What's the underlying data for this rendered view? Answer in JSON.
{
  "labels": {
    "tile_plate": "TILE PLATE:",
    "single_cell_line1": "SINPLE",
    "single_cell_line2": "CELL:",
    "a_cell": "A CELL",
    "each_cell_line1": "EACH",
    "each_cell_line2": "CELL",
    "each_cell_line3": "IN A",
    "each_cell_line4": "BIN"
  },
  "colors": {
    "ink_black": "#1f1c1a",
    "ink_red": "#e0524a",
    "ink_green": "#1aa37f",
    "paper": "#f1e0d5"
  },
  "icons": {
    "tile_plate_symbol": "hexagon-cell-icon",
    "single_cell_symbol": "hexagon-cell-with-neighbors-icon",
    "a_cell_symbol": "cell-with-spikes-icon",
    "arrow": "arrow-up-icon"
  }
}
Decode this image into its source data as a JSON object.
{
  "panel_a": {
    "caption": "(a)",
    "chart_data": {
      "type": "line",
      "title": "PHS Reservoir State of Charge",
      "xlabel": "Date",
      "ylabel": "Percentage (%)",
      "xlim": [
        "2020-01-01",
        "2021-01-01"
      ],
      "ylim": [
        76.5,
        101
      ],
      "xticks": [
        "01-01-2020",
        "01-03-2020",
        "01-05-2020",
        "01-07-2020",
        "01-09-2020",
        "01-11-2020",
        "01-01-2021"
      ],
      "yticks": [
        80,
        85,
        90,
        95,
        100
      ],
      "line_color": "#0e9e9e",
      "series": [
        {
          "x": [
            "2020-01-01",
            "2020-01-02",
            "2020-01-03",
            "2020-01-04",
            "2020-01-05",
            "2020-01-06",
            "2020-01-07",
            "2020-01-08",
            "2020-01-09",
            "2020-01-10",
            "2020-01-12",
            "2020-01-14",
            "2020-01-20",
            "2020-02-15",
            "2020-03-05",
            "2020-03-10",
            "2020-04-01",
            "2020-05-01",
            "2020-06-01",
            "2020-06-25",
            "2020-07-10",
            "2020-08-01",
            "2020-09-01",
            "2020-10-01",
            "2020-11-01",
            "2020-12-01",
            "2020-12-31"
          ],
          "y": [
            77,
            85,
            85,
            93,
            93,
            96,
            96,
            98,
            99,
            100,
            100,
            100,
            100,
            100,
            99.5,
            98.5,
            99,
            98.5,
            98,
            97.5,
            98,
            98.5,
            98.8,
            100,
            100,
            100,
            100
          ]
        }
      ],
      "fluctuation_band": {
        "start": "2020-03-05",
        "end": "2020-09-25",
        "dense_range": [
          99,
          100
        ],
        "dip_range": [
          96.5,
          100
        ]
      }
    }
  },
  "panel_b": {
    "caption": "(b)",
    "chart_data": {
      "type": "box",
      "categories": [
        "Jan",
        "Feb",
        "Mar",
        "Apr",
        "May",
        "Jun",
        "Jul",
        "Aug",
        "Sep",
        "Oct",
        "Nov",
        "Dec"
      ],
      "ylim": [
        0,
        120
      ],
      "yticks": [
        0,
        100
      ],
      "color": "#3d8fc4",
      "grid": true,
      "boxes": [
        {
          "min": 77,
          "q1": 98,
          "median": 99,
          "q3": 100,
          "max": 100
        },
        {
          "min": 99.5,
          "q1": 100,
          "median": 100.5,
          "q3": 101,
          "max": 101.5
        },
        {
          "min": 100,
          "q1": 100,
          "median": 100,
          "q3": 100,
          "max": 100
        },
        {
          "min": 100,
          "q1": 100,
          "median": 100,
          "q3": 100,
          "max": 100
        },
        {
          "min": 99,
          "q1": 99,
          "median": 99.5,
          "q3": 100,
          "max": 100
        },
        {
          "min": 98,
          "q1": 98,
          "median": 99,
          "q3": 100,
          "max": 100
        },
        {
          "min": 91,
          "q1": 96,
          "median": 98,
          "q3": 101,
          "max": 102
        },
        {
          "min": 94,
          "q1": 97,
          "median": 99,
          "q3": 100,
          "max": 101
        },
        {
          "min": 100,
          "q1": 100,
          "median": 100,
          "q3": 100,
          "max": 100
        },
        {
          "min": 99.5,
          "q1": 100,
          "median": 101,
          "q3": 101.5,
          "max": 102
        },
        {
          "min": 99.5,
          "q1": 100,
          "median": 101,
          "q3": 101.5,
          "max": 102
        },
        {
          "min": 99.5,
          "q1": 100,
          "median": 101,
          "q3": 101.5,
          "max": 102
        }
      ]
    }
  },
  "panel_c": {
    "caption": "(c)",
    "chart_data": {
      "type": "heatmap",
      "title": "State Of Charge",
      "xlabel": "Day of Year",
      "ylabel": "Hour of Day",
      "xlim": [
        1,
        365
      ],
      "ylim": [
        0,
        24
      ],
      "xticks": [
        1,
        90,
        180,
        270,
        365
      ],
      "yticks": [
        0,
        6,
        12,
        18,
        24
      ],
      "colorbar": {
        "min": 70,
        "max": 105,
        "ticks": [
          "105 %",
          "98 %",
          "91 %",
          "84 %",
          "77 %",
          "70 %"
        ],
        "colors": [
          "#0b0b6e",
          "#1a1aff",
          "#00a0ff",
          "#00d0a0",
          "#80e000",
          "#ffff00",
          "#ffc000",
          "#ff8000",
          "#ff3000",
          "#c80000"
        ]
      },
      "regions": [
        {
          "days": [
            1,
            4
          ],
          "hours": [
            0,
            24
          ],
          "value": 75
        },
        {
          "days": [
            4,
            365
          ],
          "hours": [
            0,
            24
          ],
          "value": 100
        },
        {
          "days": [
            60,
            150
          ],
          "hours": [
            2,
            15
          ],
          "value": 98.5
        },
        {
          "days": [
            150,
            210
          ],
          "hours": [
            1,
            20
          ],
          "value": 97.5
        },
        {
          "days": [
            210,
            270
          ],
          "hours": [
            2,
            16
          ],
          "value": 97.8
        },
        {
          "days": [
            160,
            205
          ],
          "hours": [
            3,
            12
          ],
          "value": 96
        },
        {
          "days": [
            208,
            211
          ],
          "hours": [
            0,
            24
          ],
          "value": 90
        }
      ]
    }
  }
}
━━━━━━
> INSTRUCTION: Could you transcribe the records in full, exactly?

> SOLUTION TO THIS TASK:
What's the underlying data for this rendered view? Answer in JSON.
{
  "labels": {
    "tile_plate": "TILE PLATE:",
    "single_cell_line1": "SINPLE",
    "single_cell_line2": "CELL:",
    "a_cell": "A CELL",
    "each_cell_line1": "EACH",
    "each_cell_line2": "CELL",
    "each_cell_line3": "IN A",
    "each_cell_line4": "BIN"
  },
  "colors": {
    "ink_black": "#1f1c1a",
    "ink_red": "#e0524a",
    "ink_green": "#1aa37f",
    "paper": "#f1e0d5"
  },
  "icons": {
    "tile_plate_symbol": "hexagon-cell-icon",
    "single_cell_symbol": "hexagon-cell-with-neighbors-icon",
    "a_cell_symbol": "cell-with-spikes-icon",
    "arrow": "arrow-up-icon"
  }
}
Decode this image into its source data as a JSON object.
{
  "panel_a": {
    "caption": "(a)",
    "chart_data": {
      "type": "line",
      "title": "PHS Reservoir State of Charge",
      "xlabel": "Date",
      "ylabel": "Percentage (%)",
      "xlim": [
        "2020-01-01",
        "2021-01-01"
      ],
      "ylim": [
        76.5,
        101
      ],
      "xticks": [
        "01-01-2020",
        "01-03-2020",
        "01-05-2020",
        "01-07-2020",
        "01-09-2020",
        "01-11-2020",
        "01-01-2021"
      ],
      "yticks": [
        80,
        85,
        90,
        95,
        100
      ],
      "line_color": "#0e9e9e",
      "series": [
        {
          "x": [
            "2020-01-01",
            "2020-01-02",
            "2020-01-03",
            "2020-01-04",
            "2020-01-05",
            "2020-01-06",
            "2020-01-07",
            "2020-01-08",
            "2020-01-09",
            "2020-01-10",
            "2020-01-12",
            "2020-01-14",
            "2020-01-20",
            "2020-02-15",
            "2020-03-05",
            "2020-03-10",
            "2020-04-01",
            "2020-05-01",
            "2020-06-01",
            "2020-06-25",
            "2020-07-10",
            "2020-08-01",
            "2020-09-01",
            "2020-10-01",
            "2020-11-01",
            "2020-12-01",
            "2020-12-31"
          ],
          "y": [
            77,
            85,
            85,
            93,
            93,
            96,
            96,
            98,
            99,
            100,
            100,
            100,
            100,
            100,
            99.5,
            98.5,
            99,
            98.5,
            98,
            97.5,
            98,
            98.5,
            98.8,
            100,
            100,
            100,
            100
          ]
        }
      ],
      "fluctuation_band": {
        "start": "2020-03-05",
        "end": "2020-09-25",
        "dense_range": [
          99,
          100
        ],
        "dip_range": [
          96.5,
          100
        ]
      }
    }
  },
  "panel_b": {
    "caption": "(b)",
    "chart_data": {
      "type": "box",
      "categories": [
        "Jan",
        "Feb",
        "Mar",
        "Apr",
        "May",
        "Jun",
        "Jul",
        "Aug",
        "Sep",
        "Oct",
        "Nov",
        "Dec"
      ],
      "ylim": [
        0,
        120
      ],
      "yticks": [
        0,
        100
      ],
      "color": "#3d8fc4",
      "grid": true,
      "boxes": [
        {
          "min": 77,
          "q1": 98,
          "median": 99,
          "q3": 100,
          "max": 100
        },
        {
          "min": 99.5,
          "q1": 100,
          "median": 100.5,
          "q3": 101,
          "max": 101.5
        },
        {
          "min": 100,
          "q1": 100,
          "median": 100,
          "q3": 100,
          "max": 100
        },
        {
          "min": 100,
          "q1": 100,
          "median": 100,
          "q3": 100,
          "max": 100
        },
        {
          "min": 99,
          "q1": 99,
          "median": 99.5,
          "q3": 100,
          "max": 100
        },
        {
          "min": 98,
          "q1": 98,
          "median": 99,
          "q3": 100,
          "max": 100
        },
        {
          "min": 91,
          "q1": 96,
          "median": 98,
          "q3": 101,
          "max": 102
        },
        {
          "min": 94,
          "q1": 97,
          "median": 99,
          "q3": 100,
          "max": 101
        },
        {
          "min": 100,
          "q1": 100,
          "median": 100,
          "q3": 100,
          "max": 100
        },
        {
          "min": 99.5,
          "q1": 100,
          "median": 101,
          "q3": 101.5,
          "max": 102
        },
        {
          "min": 99.5,
          "q1": 100,
          "median": 101,
          "q3": 101.5,
          "max": 102
        },
        {
          "min": 99.5,
          "q1": 100,
          "median": 101,
          "q3": 101.5,
          "max": 102
        }
      ]
    }
  },
  "panel_c": {
    "caption": "(c)",
    "chart_data": {
      "type": "heatmap",
      "title": "State Of Charge",
      "xlabel": "Day of Year",
      "ylabel": "Hour of Day",
      "xlim": [
        1,
        365
      ],
      "ylim": [
        0,
        24
      ],
      "xticks": [
        1,
        90,
        180,
        270,
        365
      ],
      "yticks": [
        0,
        6,
        12,
        18,
        24
      ],
      "colorbar": {
        "min": 70,
        "max": 105,
        "ticks": [
          "105 %",
          "98 %",
          "91 %",
          "84 %",
          "77 %",
          "70 %"
        ],
        "colors": [
          "#0b0b6e",
          "#1a1aff",
          "#00a0ff",
          "#00d0a0",
          "#80e000",
          "#ffff00",
          "#ffc000",
          "#ff8000",
          "#ff3000",
          "#c80000"
        ]
      },
      "regions": [
        {
          "days": [
            1,
            4
          ],
          "hours": [
            0,
            24
          ],
          "value": 75
        },
        {
          "days": [
            4,
            365
          ],
          "hours": [
            0,
            24
          ],
          "value": 100
        },
        {
          "days": [
            60,
            150
          ],
          "hours": [
            2,
            15
          ],
          "value": 98.5
        },
        {
          "days": [
            150,
            210
          ],
          "hours": [
            1,
            20
          ],
          "value": 97.5
        },
        {
          "days": [
            210,
            270
          ],
          "hours": [
            2,
            16
          ],
          "value": 97.8
        },
        {
          "days": [
            160,
            205
          ],
          "hours": [
            3,
            12
          ],
          "value": 96
        },
        {
          "days": [
            208,
            211
          ],
          "hours": [
            0,
            24
          ],
          "value": 90
        }
      ]
    }
  }
}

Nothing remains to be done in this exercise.